▸ EXERCISE BRIEF
Copy everything in the data below exactly except the pictures.

-- START EXTRACTED INFORMATION --

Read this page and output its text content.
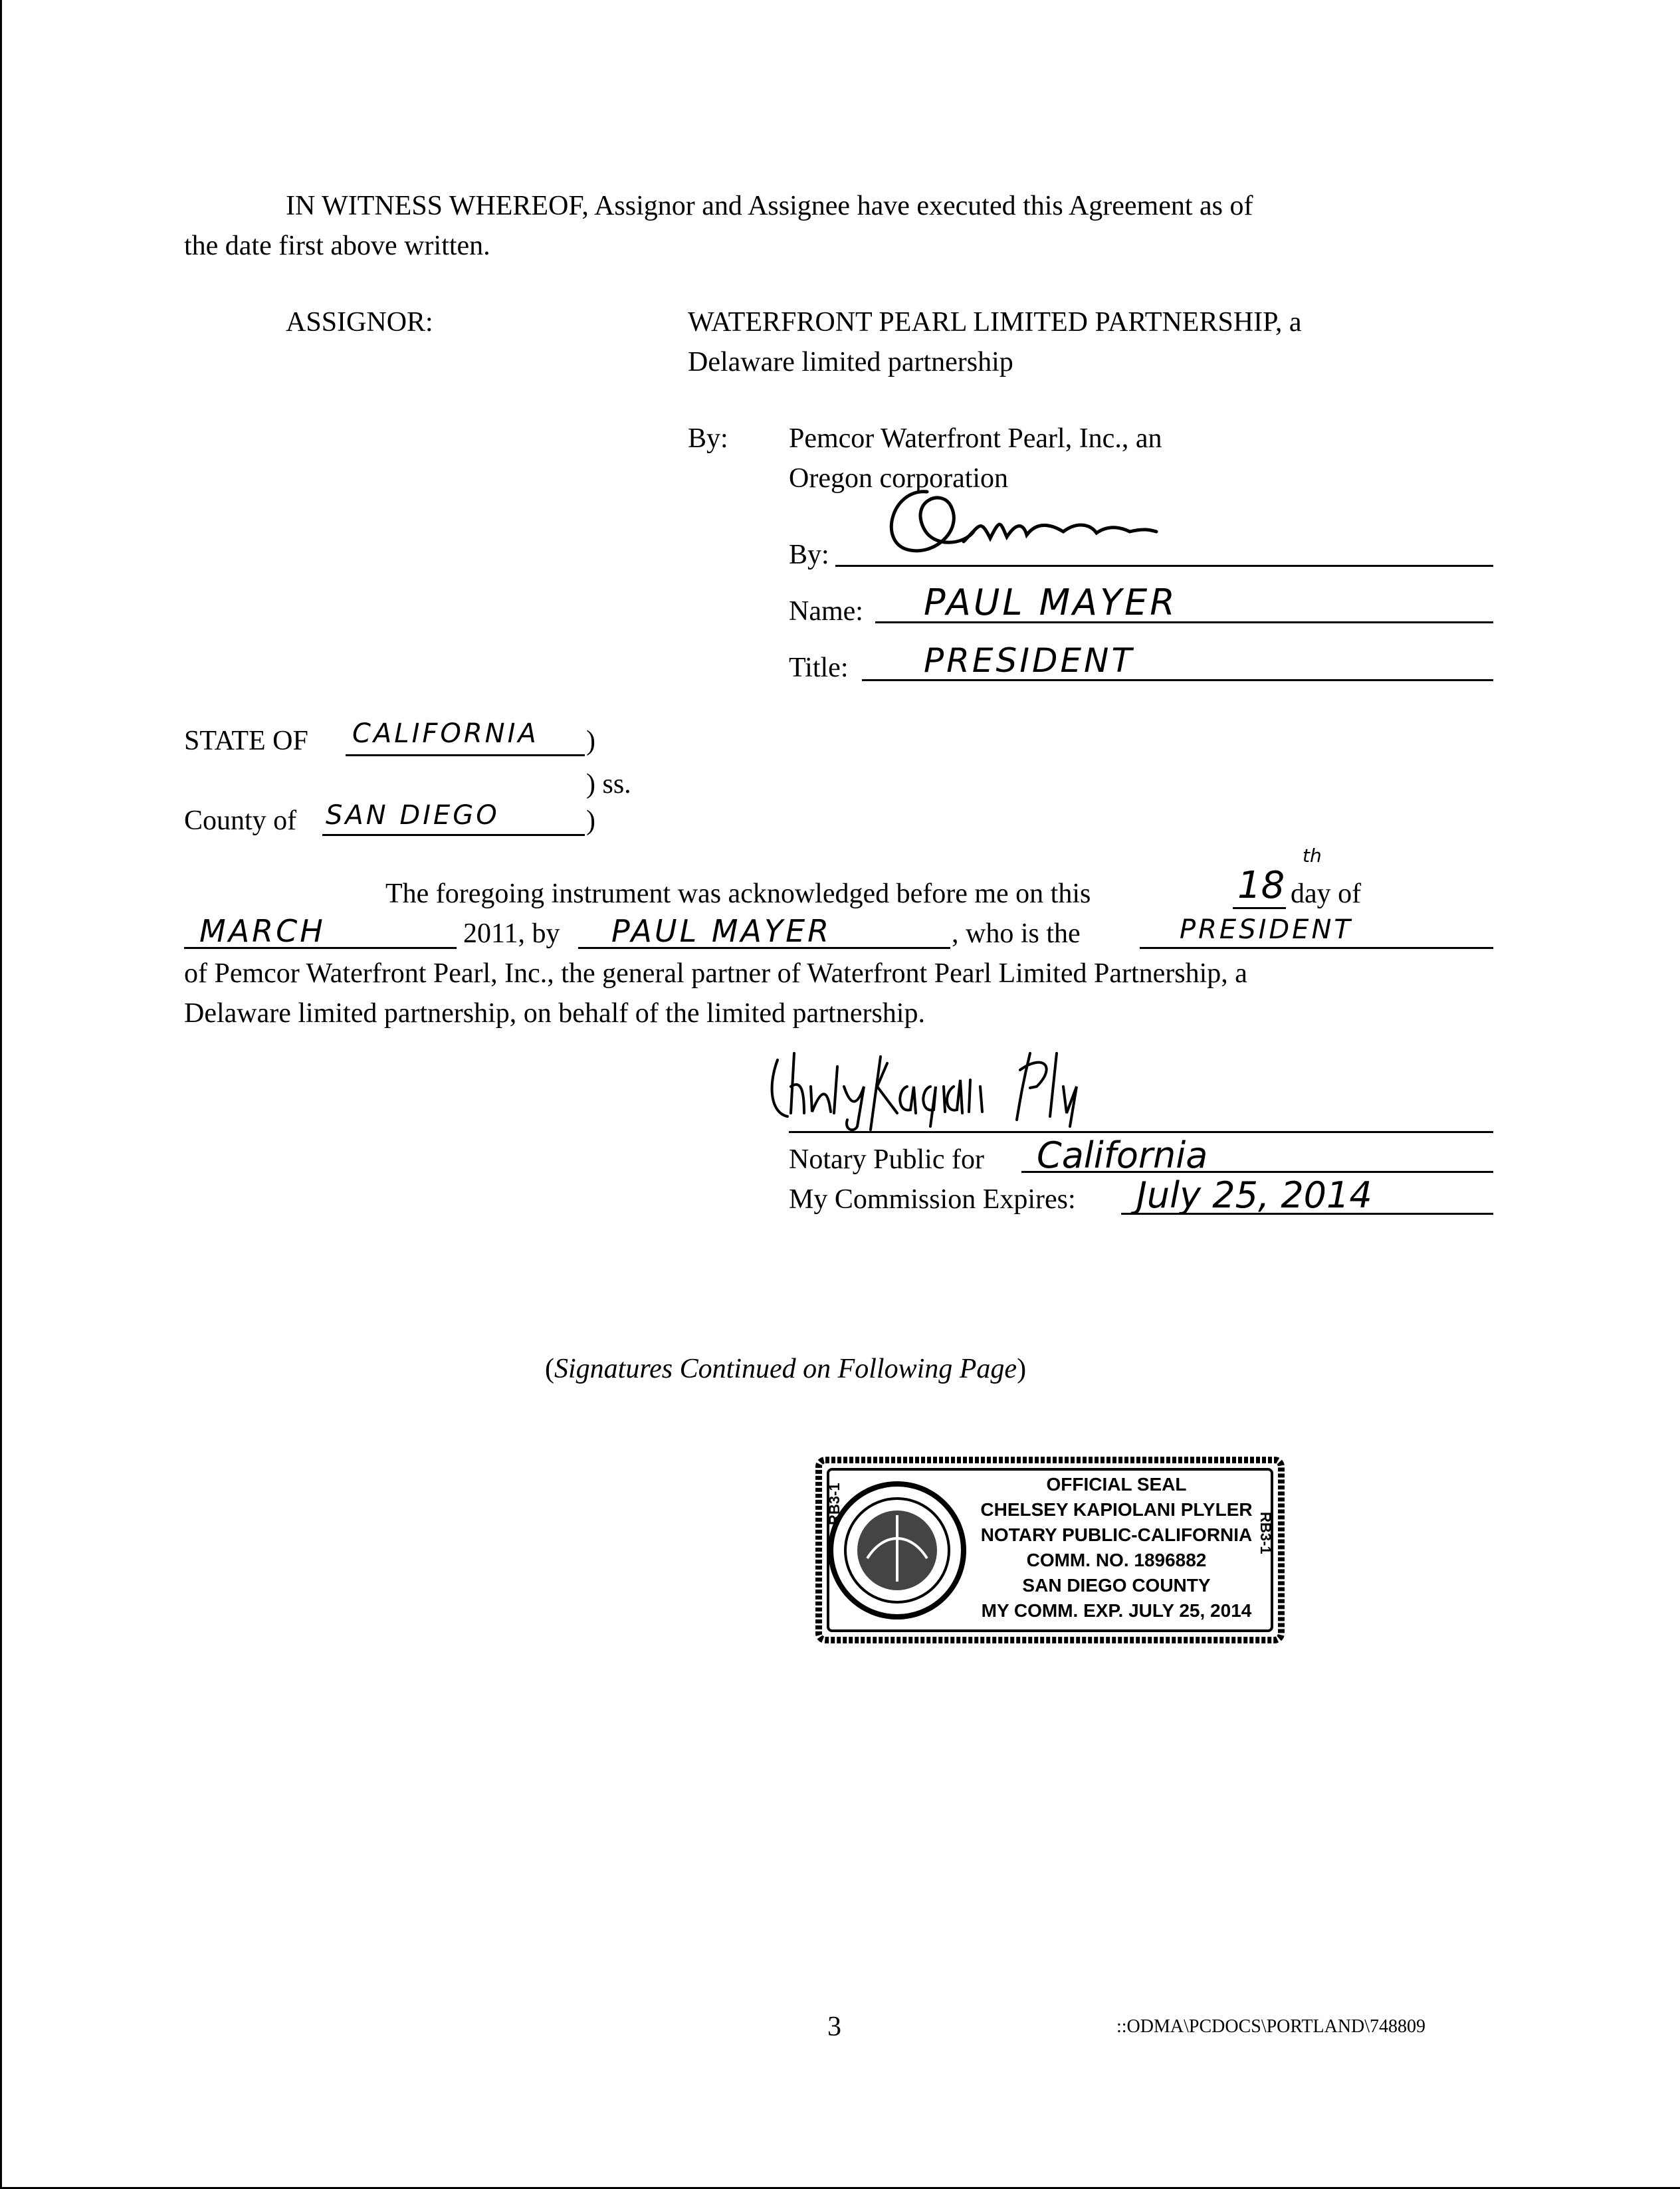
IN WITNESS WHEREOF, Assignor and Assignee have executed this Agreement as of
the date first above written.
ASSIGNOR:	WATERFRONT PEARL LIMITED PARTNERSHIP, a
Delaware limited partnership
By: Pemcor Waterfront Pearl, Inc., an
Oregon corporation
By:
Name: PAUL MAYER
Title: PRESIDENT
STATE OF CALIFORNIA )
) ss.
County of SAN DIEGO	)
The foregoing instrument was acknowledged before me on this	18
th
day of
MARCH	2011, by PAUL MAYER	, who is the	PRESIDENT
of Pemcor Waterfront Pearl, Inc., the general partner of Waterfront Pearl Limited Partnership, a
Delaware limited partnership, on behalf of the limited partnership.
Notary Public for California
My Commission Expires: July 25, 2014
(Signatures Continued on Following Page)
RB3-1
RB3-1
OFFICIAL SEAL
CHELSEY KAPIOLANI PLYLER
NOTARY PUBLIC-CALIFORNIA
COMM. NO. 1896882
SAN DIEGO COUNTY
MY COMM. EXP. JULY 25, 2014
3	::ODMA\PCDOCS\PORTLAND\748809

-- END EXTRACTED INFORMATION --

▸ ANSWER TO THE PROBLEM
Read this page and output its text content.
IN WITNESS WHEREOF, Assignor and Assignee have executed this Agreement as of
the date first above written.
ASSIGNOR:	WATERFRONT PEARL LIMITED PARTNERSHIP, a
Delaware limited partnership
By: Pemcor Waterfront Pearl, Inc., an
Oregon corporation
By:
Name: PAUL MAYER
Title: PRESIDENT
STATE OF CALIFORNIA )
) ss.
County of SAN DIEGO	)
The foregoing instrument was acknowledged before me on this	18
th
day of
MARCH	2011, by PAUL MAYER	, who is the	PRESIDENT
of Pemcor Waterfront Pearl, Inc., the general partner of Waterfront Pearl Limited Partnership, a
Delaware limited partnership, on behalf of the limited partnership.
Notary Public for California
My Commission Expires: July 25, 2014
(Signatures Continued on Following Page)
RB3-1
RB3-1
OFFICIAL SEAL
CHELSEY KAPIOLANI PLYLER
NOTARY PUBLIC-CALIFORNIA
COMM. NO. 1896882
SAN DIEGO COUNTY
MY COMM. EXP. JULY 25, 2014
3	::ODMA\PCDOCS\PORTLAND\748809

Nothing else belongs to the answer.